## Data listing
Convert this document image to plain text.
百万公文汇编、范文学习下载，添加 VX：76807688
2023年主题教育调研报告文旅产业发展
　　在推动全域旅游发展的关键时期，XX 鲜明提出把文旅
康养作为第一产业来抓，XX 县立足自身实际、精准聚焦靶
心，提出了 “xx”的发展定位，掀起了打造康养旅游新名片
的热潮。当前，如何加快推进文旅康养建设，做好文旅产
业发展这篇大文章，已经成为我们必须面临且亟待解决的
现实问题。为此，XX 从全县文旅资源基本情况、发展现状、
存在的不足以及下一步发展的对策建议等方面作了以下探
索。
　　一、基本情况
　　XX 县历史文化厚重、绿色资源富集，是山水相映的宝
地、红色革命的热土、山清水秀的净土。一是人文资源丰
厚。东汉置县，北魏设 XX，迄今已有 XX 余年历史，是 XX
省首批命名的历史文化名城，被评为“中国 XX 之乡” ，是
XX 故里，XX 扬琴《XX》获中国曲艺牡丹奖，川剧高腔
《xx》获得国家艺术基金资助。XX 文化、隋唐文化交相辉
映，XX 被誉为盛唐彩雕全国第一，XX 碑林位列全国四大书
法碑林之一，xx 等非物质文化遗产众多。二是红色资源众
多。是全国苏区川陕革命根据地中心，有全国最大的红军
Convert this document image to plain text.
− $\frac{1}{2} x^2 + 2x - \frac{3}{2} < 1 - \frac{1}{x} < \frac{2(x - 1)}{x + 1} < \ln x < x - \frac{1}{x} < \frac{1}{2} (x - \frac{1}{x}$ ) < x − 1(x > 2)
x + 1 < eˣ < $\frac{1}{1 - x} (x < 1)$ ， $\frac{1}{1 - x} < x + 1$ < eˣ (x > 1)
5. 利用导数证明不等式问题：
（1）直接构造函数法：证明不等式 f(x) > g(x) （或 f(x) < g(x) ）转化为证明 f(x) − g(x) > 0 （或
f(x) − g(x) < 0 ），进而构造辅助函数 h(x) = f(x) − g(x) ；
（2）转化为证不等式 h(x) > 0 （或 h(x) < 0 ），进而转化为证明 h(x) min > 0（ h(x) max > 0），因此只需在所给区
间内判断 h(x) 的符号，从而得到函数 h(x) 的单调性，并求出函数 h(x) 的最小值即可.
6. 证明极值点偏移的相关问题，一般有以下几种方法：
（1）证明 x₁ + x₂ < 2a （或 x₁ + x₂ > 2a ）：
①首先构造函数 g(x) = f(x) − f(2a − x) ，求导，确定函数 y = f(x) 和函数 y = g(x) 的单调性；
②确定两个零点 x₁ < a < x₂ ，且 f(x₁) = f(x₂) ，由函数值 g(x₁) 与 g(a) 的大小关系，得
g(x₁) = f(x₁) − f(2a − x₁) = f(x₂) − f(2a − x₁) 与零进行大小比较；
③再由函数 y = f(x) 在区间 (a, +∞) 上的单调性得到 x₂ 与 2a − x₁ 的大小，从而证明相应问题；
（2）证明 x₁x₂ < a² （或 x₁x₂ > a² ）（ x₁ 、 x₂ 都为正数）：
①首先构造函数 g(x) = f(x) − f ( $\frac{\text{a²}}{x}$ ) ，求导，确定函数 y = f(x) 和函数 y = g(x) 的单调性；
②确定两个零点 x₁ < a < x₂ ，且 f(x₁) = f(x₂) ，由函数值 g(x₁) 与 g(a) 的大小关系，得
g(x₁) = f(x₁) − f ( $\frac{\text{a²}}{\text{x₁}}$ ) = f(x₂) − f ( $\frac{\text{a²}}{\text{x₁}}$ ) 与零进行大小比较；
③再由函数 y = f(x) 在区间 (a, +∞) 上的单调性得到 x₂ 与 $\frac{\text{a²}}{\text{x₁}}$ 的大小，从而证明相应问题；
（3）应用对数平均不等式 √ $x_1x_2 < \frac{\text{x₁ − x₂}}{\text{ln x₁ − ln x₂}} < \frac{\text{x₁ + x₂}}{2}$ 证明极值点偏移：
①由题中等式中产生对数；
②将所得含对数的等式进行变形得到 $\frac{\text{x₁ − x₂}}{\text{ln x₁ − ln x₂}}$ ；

## Your objective
Among the entries above, how many lines hold the string "③再由函数"? Give the number by itself.

## Response for this exercise
2